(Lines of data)
___

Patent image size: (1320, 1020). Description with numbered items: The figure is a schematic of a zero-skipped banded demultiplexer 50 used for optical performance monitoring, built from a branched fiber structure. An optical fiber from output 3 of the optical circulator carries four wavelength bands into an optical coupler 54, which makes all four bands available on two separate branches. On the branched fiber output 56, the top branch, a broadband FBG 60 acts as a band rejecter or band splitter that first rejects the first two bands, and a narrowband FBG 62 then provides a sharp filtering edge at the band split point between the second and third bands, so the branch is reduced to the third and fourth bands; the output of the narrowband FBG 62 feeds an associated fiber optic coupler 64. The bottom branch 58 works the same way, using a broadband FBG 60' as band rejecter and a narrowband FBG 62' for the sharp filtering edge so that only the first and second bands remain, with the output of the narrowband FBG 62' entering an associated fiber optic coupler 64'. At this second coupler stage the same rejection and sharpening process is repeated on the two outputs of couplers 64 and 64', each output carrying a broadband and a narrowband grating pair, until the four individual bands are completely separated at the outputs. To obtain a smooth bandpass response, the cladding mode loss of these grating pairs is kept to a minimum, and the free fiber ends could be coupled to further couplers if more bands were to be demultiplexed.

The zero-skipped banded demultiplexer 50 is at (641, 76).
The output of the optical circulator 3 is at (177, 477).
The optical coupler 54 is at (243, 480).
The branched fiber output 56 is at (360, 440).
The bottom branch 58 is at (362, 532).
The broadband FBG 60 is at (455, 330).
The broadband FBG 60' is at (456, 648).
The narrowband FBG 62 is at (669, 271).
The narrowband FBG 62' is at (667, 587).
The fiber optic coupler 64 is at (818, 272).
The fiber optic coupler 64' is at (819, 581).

___

> _THE TASK_:
Locate every line in the entries that contains the string "branched", matching case exactly, and copy each such line in full.

> _EXERCISE OUTPUT_:
Patent image size: (1320, 1020). Description with numbered items: The figure is a schematic of a zero-skipped banded demultiplexer 50 used for optical performance monitoring, built from a branched fiber structure. An optical fiber from output 3 of the optical circulator carries four wavelength bands into an optical coupler 54, which makes all four bands available on two separate branches. On the branched fiber output 56, the top branch, a broadband FBG 60 acts as a band rejecter or band splitter that first rejects the first two bands, and a narrowband FBG 62 then provides a sharp filtering edge at the band split point between the second and third bands, so the branch is reduced to the third and fourth bands; the output of the narrowband FBG 62 feeds an associated fiber optic coupler 64. The bottom branch 58 works the same way, using a broadband FBG 60' as band rejecter and a narrowband FBG 62' for the sharp filtering edge so that only the first and second bands remain, with the output of the narrowband FBG 62' entering an associated fiber optic coupler 64'. At this second coupler stage the same rejection and sharpening process is repeated on the two outputs of couplers 64 and 64', each output carrying a broadband and a narrowband grating pair, until the four individual bands are completely separated at the outputs. To obtain a smooth bandpass response, the cladding mode loss of these grating pairs is kept to a minimum, and the free fiber ends could be coupled to further couplers if more bands were to be demultiplexed.
The branched fiber output 56 is at (360, 440).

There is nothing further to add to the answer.